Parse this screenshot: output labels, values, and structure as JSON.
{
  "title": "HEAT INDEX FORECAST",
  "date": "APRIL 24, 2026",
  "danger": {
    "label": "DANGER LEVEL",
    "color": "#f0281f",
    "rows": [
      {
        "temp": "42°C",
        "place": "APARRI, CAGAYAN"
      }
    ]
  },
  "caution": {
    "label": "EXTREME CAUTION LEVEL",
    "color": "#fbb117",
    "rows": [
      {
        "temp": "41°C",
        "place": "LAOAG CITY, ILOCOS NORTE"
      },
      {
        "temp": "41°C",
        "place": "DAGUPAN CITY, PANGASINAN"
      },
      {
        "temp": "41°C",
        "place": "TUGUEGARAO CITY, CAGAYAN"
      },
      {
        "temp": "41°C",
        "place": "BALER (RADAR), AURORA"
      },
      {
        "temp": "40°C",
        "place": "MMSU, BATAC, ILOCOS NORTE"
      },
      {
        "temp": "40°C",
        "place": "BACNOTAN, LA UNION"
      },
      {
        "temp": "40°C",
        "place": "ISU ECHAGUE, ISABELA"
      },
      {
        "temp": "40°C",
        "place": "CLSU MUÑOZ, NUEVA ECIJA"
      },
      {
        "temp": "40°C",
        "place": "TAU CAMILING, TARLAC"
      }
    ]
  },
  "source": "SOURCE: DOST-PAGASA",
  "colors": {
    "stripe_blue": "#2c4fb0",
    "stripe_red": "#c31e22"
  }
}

• • •

• What to do
Copy all of the material word for word.

• Worked solution
Parse this screenshot: output labels, values, and structure as JSON.
{
  "title": "HEAT INDEX FORECAST",
  "date": "APRIL 24, 2026",
  "danger": {
    "label": "DANGER LEVEL",
    "color": "#f0281f",
    "rows": [
      {
        "temp": "42°C",
        "place": "APARRI, CAGAYAN"
      }
    ]
  },
  "caution": {
    "label": "EXTREME CAUTION LEVEL",
    "color": "#fbb117",
    "rows": [
      {
        "temp": "41°C",
        "place": "LAOAG CITY, ILOCOS NORTE"
      },
      {
        "temp": "41°C",
        "place": "DAGUPAN CITY, PANGASINAN"
      },
      {
        "temp": "41°C",
        "place": "TUGUEGARAO CITY, CAGAYAN"
      },
      {
        "temp": "41°C",
        "place": "BALER (RADAR), AURORA"
      },
      {
        "temp": "40°C",
        "place": "MMSU, BATAC, ILOCOS NORTE"
      },
      {
        "temp": "40°C",
        "place": "BACNOTAN, LA UNION"
      },
      {
        "temp": "40°C",
        "place": "ISU ECHAGUE, ISABELA"
      },
      {
        "temp": "40°C",
        "place": "CLSU MUÑOZ, NUEVA ECIJA"
      },
      {
        "temp": "40°C",
        "place": "TAU CAMILING, TARLAC"
      }
    ]
  },
  "source": "SOURCE: DOST-PAGASA",
  "colors": {
    "stripe_blue": "#2c4fb0",
    "stripe_red": "#c31e22"
  }
}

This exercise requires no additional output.